### Requirement
Every line that holds the string "hurmat" is to be identified and copied.

Start of Records

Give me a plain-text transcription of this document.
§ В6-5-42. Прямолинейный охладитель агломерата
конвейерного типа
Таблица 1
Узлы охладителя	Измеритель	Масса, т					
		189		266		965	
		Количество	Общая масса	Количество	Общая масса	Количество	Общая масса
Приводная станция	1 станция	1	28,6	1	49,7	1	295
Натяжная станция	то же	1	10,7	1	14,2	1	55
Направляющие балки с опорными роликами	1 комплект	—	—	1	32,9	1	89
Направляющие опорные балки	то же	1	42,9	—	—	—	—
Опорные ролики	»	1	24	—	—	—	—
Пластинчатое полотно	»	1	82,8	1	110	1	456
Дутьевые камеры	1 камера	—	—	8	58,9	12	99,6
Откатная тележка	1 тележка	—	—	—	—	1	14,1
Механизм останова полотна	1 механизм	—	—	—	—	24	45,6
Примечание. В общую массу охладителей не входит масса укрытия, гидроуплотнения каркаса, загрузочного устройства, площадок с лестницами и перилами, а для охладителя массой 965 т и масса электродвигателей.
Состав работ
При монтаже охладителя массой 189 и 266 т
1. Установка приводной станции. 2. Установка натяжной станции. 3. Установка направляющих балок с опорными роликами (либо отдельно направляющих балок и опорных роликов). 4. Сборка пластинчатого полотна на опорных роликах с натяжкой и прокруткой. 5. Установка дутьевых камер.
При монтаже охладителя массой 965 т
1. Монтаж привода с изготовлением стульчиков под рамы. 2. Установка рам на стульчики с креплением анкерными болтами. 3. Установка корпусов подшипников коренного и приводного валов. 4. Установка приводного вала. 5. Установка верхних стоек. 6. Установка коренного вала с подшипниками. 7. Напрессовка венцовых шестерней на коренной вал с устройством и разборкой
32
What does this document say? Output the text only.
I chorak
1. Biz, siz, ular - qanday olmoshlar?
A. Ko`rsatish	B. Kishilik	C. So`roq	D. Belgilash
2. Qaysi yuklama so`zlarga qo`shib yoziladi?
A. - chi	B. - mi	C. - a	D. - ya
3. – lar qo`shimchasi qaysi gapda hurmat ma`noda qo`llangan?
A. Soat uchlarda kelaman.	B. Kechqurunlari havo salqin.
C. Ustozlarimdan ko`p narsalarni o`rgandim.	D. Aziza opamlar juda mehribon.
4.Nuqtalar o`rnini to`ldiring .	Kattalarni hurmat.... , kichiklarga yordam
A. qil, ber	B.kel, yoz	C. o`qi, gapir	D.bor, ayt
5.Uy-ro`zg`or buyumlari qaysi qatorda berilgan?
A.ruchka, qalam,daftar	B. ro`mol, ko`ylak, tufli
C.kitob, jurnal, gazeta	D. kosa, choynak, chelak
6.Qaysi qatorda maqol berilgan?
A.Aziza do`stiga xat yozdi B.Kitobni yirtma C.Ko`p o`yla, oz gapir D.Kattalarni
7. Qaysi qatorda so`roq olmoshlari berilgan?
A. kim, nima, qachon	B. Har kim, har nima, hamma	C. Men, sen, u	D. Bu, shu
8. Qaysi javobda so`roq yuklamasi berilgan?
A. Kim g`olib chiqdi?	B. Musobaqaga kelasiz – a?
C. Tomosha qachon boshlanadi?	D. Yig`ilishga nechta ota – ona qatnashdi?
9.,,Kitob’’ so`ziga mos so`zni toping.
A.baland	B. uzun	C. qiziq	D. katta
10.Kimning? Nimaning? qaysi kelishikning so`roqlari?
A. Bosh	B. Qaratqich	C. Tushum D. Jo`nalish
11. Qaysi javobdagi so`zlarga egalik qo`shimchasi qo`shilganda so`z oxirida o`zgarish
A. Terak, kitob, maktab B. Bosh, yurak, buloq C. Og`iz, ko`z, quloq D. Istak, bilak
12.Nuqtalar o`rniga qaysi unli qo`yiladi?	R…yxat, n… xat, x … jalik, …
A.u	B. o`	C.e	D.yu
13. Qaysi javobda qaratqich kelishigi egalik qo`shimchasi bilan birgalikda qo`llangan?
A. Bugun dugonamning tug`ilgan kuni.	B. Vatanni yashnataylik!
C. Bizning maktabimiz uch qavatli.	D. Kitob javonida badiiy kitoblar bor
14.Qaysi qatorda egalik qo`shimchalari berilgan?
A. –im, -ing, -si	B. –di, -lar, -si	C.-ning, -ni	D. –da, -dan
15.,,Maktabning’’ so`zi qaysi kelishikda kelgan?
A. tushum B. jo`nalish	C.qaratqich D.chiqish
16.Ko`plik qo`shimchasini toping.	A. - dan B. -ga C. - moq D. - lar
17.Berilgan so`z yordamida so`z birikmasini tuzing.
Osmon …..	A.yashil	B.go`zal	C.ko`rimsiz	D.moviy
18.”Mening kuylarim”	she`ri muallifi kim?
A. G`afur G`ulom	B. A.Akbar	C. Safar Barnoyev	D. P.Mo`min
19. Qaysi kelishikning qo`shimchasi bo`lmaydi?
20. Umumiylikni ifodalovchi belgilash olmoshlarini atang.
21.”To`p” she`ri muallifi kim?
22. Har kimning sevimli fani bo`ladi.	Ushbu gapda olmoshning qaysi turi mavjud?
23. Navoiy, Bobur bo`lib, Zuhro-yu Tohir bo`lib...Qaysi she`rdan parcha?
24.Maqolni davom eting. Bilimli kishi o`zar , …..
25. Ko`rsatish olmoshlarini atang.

End of Records

### Solved problem
3. – lar qo`shimchasi qaysi gapda hurmat ma`noda qo`llangan?
4.Nuqtalar o`rnini to`ldiring .	Kattalarni hurmat.... , kichiklarga yordam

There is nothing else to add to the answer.